§ **TASK DETAILS**:
Keep every line where the word "Some" appears; drop the rest.

═══ RECORDS SHOWN

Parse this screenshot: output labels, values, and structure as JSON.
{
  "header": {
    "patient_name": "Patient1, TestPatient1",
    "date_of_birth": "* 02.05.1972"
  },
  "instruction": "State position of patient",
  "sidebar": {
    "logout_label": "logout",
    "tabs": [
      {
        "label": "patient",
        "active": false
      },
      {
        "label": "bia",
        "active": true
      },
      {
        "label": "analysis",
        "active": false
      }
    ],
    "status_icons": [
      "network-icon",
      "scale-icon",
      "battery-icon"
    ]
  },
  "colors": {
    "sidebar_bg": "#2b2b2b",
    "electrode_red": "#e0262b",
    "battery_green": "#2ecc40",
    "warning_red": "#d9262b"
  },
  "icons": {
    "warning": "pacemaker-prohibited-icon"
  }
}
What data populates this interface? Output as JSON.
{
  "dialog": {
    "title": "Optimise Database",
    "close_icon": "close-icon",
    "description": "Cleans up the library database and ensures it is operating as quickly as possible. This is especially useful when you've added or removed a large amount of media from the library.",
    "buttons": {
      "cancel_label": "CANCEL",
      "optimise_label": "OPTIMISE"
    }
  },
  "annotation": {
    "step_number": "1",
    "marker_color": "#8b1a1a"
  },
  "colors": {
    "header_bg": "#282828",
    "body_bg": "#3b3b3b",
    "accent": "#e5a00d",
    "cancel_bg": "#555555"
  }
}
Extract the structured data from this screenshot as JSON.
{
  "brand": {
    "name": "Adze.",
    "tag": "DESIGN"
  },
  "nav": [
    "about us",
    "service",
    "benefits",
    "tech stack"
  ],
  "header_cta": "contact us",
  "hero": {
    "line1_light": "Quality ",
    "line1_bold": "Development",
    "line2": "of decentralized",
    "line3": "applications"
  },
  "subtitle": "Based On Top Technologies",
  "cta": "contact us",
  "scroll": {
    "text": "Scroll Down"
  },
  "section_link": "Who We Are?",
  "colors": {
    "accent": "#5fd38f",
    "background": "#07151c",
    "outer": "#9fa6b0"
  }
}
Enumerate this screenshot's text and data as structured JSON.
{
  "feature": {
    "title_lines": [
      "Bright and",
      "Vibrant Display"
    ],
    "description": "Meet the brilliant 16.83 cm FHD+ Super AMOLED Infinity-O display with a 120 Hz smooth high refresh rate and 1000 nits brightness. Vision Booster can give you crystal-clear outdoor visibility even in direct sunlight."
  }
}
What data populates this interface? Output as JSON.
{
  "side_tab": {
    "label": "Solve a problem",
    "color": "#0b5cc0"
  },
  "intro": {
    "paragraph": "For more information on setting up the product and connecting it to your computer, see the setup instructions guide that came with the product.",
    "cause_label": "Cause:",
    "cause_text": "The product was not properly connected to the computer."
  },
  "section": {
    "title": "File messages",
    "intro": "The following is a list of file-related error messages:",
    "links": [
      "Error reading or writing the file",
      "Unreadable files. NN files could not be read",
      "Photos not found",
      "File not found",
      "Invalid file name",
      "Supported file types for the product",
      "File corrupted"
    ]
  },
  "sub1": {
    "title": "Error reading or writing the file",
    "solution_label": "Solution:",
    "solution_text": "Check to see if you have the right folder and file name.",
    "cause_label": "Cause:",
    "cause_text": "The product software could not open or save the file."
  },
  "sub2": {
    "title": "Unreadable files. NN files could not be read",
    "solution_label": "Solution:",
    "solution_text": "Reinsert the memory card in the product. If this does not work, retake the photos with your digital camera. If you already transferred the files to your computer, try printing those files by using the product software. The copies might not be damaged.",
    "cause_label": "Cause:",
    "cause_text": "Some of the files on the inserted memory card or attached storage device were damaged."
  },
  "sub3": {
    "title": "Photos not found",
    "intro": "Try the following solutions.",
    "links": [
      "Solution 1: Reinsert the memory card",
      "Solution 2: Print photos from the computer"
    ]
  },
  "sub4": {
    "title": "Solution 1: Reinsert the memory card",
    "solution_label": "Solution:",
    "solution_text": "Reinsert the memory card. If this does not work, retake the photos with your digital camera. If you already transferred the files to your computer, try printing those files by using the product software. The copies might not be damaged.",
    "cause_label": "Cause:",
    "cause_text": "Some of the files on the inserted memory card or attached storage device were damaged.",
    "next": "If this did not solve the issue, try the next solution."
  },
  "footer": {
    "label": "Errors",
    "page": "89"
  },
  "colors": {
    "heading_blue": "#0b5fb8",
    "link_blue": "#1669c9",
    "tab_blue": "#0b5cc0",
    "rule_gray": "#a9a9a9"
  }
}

══════

§ **THE COMPLETED TASK**:
    "cause_text": "Some of the files on the inserted memory card or attached storage device were damaged."
    "cause_text": "Some of the files on the inserted memory card or attached storage device were damaged.",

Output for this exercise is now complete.